What the task requires: What lines of the data hold the string "десяти"? Pull each one out.

Stored records:
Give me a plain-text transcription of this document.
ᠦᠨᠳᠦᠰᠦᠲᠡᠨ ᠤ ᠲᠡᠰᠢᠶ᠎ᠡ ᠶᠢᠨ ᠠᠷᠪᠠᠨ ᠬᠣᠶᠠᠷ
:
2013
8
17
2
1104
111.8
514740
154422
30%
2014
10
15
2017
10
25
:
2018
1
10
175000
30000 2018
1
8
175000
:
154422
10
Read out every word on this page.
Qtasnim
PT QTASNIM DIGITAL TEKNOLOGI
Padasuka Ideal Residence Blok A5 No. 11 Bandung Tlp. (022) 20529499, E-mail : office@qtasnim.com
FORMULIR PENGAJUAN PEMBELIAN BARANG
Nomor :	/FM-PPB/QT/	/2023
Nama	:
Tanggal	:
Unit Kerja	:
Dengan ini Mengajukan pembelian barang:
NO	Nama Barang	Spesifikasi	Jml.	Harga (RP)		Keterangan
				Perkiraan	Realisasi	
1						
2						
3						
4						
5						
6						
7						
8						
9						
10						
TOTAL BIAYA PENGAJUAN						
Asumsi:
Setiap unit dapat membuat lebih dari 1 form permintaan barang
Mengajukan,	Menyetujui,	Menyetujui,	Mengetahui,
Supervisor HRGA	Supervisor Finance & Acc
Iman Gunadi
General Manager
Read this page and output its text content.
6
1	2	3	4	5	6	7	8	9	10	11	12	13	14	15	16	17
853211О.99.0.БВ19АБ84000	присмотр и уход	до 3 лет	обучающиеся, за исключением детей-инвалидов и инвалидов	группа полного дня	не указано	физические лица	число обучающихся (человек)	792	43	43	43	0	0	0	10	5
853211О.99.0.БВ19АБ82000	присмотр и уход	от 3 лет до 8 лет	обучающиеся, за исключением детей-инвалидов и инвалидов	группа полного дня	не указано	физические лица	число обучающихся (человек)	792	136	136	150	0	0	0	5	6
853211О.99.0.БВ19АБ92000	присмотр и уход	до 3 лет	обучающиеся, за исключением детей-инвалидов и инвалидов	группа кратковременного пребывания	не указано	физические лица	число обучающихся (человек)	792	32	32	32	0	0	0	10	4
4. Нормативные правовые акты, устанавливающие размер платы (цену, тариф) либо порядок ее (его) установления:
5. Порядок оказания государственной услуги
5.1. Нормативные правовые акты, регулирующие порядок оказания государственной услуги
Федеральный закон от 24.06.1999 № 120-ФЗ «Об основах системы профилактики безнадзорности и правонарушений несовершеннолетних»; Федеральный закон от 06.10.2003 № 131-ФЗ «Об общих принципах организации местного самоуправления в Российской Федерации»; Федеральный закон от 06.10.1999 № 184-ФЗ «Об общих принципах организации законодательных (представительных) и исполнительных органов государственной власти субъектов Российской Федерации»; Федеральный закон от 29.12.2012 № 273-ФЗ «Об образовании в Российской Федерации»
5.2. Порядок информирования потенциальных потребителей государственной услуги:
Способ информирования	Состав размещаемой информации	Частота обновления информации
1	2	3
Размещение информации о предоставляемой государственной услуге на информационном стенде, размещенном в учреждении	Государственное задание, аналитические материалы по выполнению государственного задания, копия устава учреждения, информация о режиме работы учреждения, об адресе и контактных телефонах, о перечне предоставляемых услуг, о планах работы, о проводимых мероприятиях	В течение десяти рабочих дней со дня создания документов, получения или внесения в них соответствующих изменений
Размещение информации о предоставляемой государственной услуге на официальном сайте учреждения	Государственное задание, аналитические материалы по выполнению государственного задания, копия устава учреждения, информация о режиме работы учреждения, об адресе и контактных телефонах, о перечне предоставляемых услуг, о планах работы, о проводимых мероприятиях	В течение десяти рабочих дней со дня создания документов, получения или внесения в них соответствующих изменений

Written response:
Размещение информации о предоставляемой государственной услуге на информационном стенде, размещенном в учреждении	Государственное задание, аналитические материалы по выполнению государственного задания, копия устава учреждения, информация о режиме работы учреждения, об адресе и контактных телефонах, о перечне предоставляемых услуг, о планах работы, о проводимых мероприятиях	В течение десяти рабочих дней со дня создания документов, получения или внесения в них соответствующих изменений
Размещение информации о предоставляемой государственной услуге на официальном сайте учреждения	Государственное задание, аналитические материалы по выполнению государственного задания, копия устава учреждения, информация о режиме работы учреждения, об адресе и контактных телефонах, о перечне предоставляемых услуг, о планах работы, о проводимых мероприятиях	В течение десяти рабочих дней со дня создания документов, получения или внесения в них соответствующих изменений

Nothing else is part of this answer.